>>>>

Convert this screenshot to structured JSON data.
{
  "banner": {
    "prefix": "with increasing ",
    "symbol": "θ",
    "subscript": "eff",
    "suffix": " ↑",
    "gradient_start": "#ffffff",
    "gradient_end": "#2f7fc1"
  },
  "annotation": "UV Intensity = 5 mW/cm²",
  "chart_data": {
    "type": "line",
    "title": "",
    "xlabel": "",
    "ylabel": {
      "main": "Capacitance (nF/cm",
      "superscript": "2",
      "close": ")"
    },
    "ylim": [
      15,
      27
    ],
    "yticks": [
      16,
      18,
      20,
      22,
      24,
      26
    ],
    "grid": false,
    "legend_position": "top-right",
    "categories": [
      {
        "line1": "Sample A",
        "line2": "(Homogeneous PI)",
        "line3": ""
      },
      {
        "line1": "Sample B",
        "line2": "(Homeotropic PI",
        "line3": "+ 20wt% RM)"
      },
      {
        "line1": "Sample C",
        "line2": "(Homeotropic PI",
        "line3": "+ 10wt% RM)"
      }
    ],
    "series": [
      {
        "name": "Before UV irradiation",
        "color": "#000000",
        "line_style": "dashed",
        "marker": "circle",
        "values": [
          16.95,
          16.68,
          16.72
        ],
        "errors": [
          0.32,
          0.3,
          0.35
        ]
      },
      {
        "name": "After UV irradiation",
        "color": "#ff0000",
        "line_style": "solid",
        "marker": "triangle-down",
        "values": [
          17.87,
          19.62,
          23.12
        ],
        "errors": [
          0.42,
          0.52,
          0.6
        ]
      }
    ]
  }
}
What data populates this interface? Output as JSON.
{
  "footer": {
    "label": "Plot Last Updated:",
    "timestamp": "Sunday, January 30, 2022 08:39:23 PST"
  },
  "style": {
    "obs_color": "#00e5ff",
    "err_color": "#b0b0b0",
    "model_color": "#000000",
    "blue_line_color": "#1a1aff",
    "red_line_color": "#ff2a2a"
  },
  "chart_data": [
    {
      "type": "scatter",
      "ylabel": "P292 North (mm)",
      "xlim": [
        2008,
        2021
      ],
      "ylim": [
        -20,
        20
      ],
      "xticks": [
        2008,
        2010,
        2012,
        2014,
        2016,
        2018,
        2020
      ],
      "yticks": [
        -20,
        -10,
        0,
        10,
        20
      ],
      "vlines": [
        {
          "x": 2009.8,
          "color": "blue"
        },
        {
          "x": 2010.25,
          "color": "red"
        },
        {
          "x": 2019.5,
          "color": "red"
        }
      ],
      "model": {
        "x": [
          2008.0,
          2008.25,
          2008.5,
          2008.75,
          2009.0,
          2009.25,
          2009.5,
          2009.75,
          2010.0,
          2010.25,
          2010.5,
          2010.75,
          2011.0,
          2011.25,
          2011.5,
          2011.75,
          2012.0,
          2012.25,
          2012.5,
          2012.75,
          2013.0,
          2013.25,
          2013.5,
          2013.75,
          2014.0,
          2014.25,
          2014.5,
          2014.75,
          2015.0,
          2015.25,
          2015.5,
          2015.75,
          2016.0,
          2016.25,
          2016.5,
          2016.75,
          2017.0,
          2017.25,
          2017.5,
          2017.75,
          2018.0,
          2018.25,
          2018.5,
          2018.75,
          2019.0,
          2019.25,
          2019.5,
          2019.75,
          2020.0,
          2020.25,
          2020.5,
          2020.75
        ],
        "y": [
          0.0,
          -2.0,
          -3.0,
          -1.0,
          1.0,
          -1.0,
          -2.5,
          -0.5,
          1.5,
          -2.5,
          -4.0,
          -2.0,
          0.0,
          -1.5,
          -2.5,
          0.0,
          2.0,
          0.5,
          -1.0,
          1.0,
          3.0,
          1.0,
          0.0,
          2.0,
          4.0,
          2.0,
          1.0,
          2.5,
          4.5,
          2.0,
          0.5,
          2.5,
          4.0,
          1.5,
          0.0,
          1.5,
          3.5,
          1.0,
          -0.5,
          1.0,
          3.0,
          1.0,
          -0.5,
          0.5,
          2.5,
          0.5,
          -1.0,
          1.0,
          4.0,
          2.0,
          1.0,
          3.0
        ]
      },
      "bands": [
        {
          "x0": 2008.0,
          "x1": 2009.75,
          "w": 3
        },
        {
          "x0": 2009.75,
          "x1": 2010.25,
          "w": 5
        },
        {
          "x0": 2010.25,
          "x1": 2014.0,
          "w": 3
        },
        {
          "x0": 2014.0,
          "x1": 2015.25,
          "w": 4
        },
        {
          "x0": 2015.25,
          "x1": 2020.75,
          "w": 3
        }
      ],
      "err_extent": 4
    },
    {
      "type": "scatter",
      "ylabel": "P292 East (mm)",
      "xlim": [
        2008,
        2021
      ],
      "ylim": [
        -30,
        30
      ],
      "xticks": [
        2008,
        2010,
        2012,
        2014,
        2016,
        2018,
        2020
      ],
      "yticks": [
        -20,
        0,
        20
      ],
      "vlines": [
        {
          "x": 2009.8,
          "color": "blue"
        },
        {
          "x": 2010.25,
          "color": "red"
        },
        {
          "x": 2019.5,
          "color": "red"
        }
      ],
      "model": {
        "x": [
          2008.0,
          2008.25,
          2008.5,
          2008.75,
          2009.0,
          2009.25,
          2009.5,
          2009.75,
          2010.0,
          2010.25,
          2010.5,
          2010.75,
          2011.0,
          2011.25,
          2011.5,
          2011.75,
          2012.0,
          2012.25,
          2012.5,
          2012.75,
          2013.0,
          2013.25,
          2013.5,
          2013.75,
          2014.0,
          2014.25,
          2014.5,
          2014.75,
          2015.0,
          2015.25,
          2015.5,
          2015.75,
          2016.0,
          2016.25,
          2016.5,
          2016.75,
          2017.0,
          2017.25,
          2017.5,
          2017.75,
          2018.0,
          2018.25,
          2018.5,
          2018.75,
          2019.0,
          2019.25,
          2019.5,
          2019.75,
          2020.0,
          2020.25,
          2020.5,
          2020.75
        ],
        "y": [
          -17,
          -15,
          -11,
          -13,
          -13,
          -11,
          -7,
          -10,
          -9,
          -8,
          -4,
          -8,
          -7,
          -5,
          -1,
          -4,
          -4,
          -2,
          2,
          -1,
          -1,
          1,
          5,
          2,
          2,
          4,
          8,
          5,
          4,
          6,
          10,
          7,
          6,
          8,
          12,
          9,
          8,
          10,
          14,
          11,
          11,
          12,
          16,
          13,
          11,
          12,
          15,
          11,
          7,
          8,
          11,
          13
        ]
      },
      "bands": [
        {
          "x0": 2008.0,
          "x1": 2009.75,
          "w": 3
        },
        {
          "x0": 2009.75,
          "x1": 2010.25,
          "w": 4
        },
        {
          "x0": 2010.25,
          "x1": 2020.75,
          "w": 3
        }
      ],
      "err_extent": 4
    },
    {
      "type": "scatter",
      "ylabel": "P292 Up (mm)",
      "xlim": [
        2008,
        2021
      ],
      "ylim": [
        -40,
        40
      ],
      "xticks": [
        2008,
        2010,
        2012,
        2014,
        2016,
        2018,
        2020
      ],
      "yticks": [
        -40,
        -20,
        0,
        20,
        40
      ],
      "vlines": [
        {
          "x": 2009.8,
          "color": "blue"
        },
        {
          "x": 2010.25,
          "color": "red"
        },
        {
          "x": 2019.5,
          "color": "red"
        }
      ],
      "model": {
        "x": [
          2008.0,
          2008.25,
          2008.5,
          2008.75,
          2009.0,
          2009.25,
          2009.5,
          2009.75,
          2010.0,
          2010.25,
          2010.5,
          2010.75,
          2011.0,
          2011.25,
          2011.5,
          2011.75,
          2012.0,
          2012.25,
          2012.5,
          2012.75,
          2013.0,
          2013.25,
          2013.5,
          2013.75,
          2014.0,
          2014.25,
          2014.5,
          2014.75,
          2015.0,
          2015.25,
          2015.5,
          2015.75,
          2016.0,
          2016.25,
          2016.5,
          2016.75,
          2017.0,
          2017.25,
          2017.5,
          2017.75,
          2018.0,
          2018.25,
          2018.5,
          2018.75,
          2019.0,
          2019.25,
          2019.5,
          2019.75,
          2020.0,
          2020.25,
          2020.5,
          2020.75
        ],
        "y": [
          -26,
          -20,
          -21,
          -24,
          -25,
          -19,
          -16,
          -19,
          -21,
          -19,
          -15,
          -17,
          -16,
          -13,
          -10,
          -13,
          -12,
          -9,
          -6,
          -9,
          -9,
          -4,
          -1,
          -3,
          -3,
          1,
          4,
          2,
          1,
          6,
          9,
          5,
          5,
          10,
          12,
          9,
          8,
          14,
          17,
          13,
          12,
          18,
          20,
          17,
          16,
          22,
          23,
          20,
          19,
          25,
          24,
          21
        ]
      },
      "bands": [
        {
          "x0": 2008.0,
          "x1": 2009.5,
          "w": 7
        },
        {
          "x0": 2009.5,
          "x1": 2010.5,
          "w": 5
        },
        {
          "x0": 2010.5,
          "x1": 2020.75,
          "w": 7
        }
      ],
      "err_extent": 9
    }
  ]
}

<<<<

Copy all lines from the material that contain "Sample".

* [EXPECTED ANSWER]:
        "line1": "Sample A",
        "line1": "Sample B",
        "line1": "Sample C",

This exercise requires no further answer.